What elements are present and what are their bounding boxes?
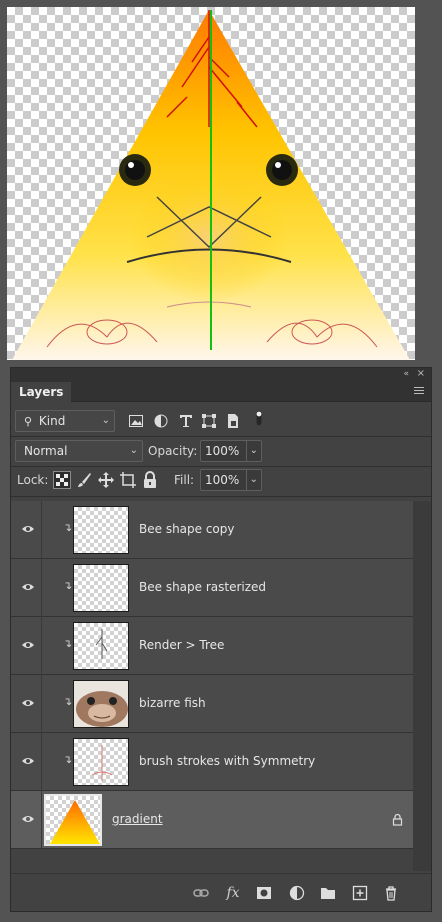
panel-tab-row: Layers (11, 382, 431, 402)
layer-row[interactable]: ↴ Render > Tree (11, 617, 413, 675)
clipping-arrow-icon: ↴ (63, 637, 73, 650)
clipping-arrow-icon: ↴ (63, 695, 73, 708)
eye-icon[interactable] (21, 640, 35, 650)
opacity-value: 100% (205, 444, 240, 458)
new-layer-icon[interactable] (352, 885, 368, 901)
blend-mode-value: Normal (24, 444, 68, 458)
canvas-artwork (12, 10, 410, 360)
clipping-arrow-icon: ↴ (63, 579, 73, 592)
layers-footer: fx (11, 873, 431, 911)
blend-mode-select[interactable]: Normal ⌄ (15, 440, 143, 462)
layer-name[interactable]: Render > Tree (139, 638, 224, 652)
eye-icon[interactable] (21, 756, 35, 766)
clipping-arrow-icon: ↴ (63, 753, 73, 766)
document-canvas[interactable] (7, 7, 415, 360)
collapse-panel-icon[interactable]: « (403, 369, 409, 379)
new-group-icon[interactable] (320, 885, 336, 901)
lock-artboard-icon[interactable] (119, 471, 137, 489)
divider (11, 466, 431, 467)
lock-position-icon[interactable] (97, 471, 115, 489)
fill-label: Fill: (174, 473, 195, 487)
eye-icon[interactable] (21, 814, 35, 824)
eye-icon[interactable] (21, 524, 35, 534)
layer-row[interactable]: ↴ Bee shape rasterized (11, 559, 413, 617)
eye-icon[interactable] (21, 698, 35, 708)
divider (11, 436, 431, 437)
adjustment-layer-icon[interactable] (289, 885, 305, 901)
layer-row[interactable]: ↴ Bee shape copy (11, 501, 413, 559)
layer-name[interactable]: bizarre fish (139, 696, 206, 710)
fill-value: 100% (205, 473, 240, 487)
kind-filter-label: Kind (38, 414, 66, 428)
kind-filter-select[interactable]: ⚲ Kind ⌄ (15, 410, 115, 432)
chevron-down-icon: ⌄ (129, 445, 138, 456)
filter-toggle-icon[interactable] (251, 410, 267, 426)
layer-name[interactable]: brush strokes with Symmetry (139, 754, 315, 768)
layer-name[interactable]: Bee shape copy (139, 522, 235, 536)
fx-icon[interactable]: fx (225, 885, 241, 901)
layer-thumbnail[interactable] (73, 680, 129, 728)
adjustment-filter-icon[interactable] (153, 413, 169, 429)
layer-row[interactable]: ↴ brush strokes with Symmetry (11, 733, 413, 791)
add-mask-icon[interactable] (256, 885, 272, 901)
layers-panel: « × Layers ⚲ Kind ⌄ Normal ⌄ Opacity: 10… (10, 367, 432, 912)
tab-layers[interactable]: Layers (11, 382, 72, 402)
fill-field[interactable]: 100% ⌄ (200, 469, 262, 491)
opacity-label: Opacity: (148, 444, 198, 458)
lock-label: Lock: (17, 473, 49, 487)
chevron-down-icon: ⌄ (101, 415, 110, 426)
opacity-field[interactable]: 100% ⌄ (200, 440, 262, 462)
shape-filter-icon[interactable] (201, 413, 217, 429)
layer-name[interactable]: gradient (112, 812, 163, 826)
link-layers-icon[interactable] (193, 885, 209, 901)
lock-row: Lock: Fill: 100% ⌄ (11, 469, 431, 493)
divider (11, 496, 431, 497)
layer-thumbnail[interactable] (73, 564, 129, 612)
lock-all-icon[interactable] (141, 471, 159, 489)
layer-locked-icon (392, 813, 403, 826)
eye-icon[interactable] (21, 582, 35, 592)
image-filter-icon[interactable] (128, 413, 144, 429)
layer-thumbnail[interactable] (73, 622, 129, 670)
search-icon: ⚲ (24, 415, 33, 428)
close-panel-icon[interactable]: × (417, 368, 425, 379)
layer-row-selected[interactable]: gradient (11, 791, 413, 849)
chevron-down-icon[interactable]: ⌄ (245, 470, 258, 490)
chevron-down-icon[interactable]: ⌄ (245, 441, 258, 461)
panel-title-bar: « × (11, 368, 431, 382)
smart-object-filter-icon[interactable] (225, 413, 241, 429)
panel-menu-icon[interactable] (414, 387, 424, 397)
layers-scrollbar[interactable] (413, 501, 431, 871)
clipping-arrow-icon: ↴ (63, 521, 73, 534)
layer-row[interactable]: ↴ bizarre fish (11, 675, 413, 733)
layer-thumbnail[interactable] (44, 794, 102, 846)
layers-list: ↴ Bee shape copy ↴ Bee shape rasterized … (11, 501, 431, 871)
layer-thumbnail[interactable] (73, 506, 129, 554)
filter-row: ⚲ Kind ⌄ (11, 410, 431, 434)
lock-transparent-pixels-icon[interactable] (53, 471, 71, 489)
type-filter-icon[interactable] (178, 413, 194, 429)
delete-layer-icon[interactable] (383, 885, 399, 901)
blend-row: Normal ⌄ Opacity: 100% ⌄ (11, 440, 431, 464)
document-canvas-area (0, 0, 442, 365)
layer-name[interactable]: Bee shape rasterized (139, 580, 266, 594)
layer-thumbnail[interactable] (73, 738, 129, 786)
lock-image-pixels-icon[interactable] (75, 471, 93, 489)
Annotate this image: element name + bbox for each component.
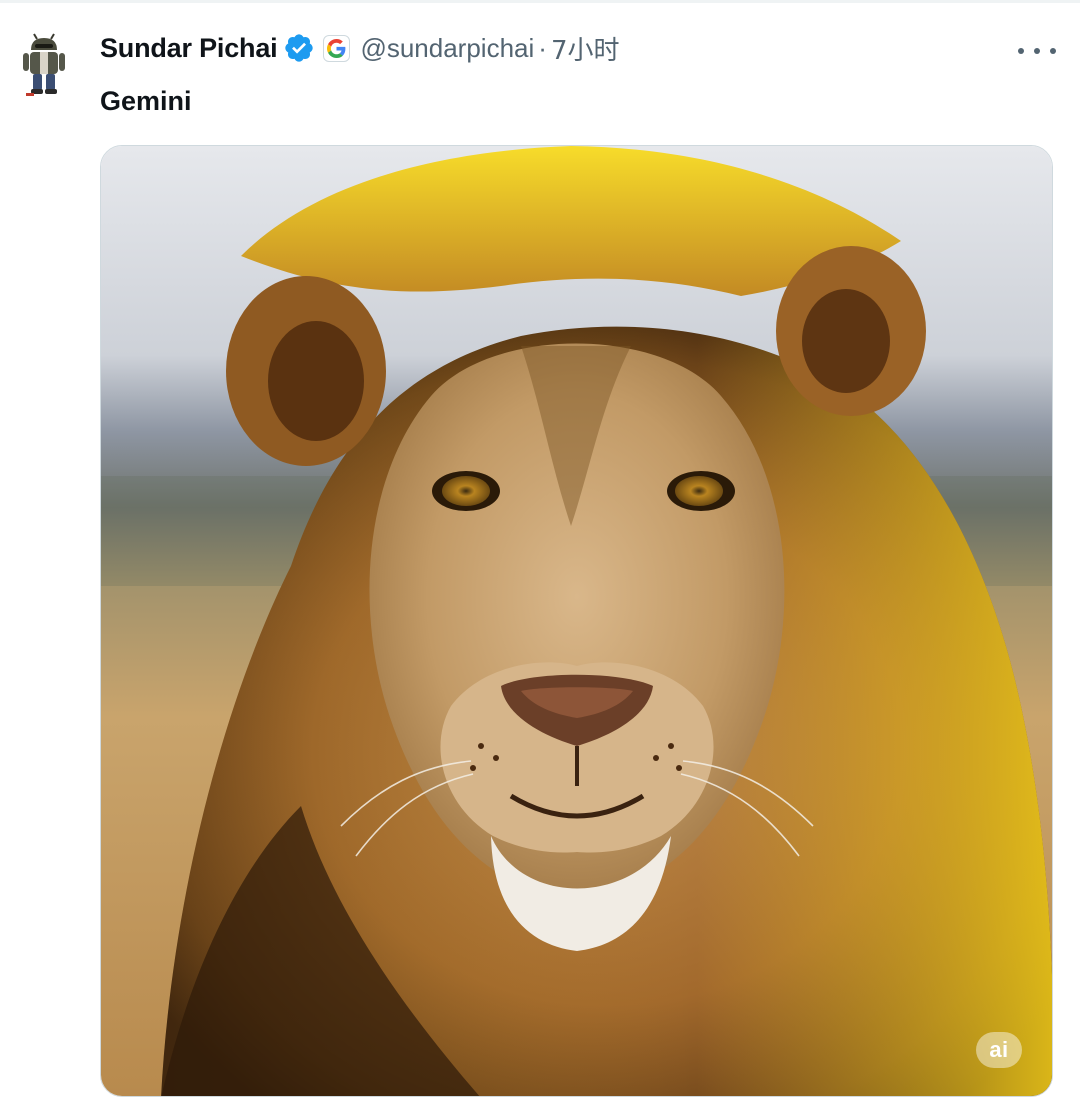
################
* Exercise directions: Copy out, word for word, the lines of the material between the one containing "panel-tab-row: Layers (11, 382, 431, 402)" and the one containing "canvas-artwork (12, 10, 410, 360)", inclusive.

* Written reply:
panel-tab-row: Layers (11, 382, 431, 402)
layer-row[interactable]: ↴ Render > Tree (11, 617, 413, 675)
clipping-arrow-icon: ↴ (63, 637, 73, 650)
clipping-arrow-icon: ↴ (63, 695, 73, 708)
eye-icon[interactable] (21, 640, 35, 650)
opacity-value: 100% (205, 444, 240, 458)
new-layer-icon[interactable] (352, 885, 368, 901)
blend-mode-value: Normal (24, 444, 68, 458)
canvas-artwork (12, 10, 410, 360)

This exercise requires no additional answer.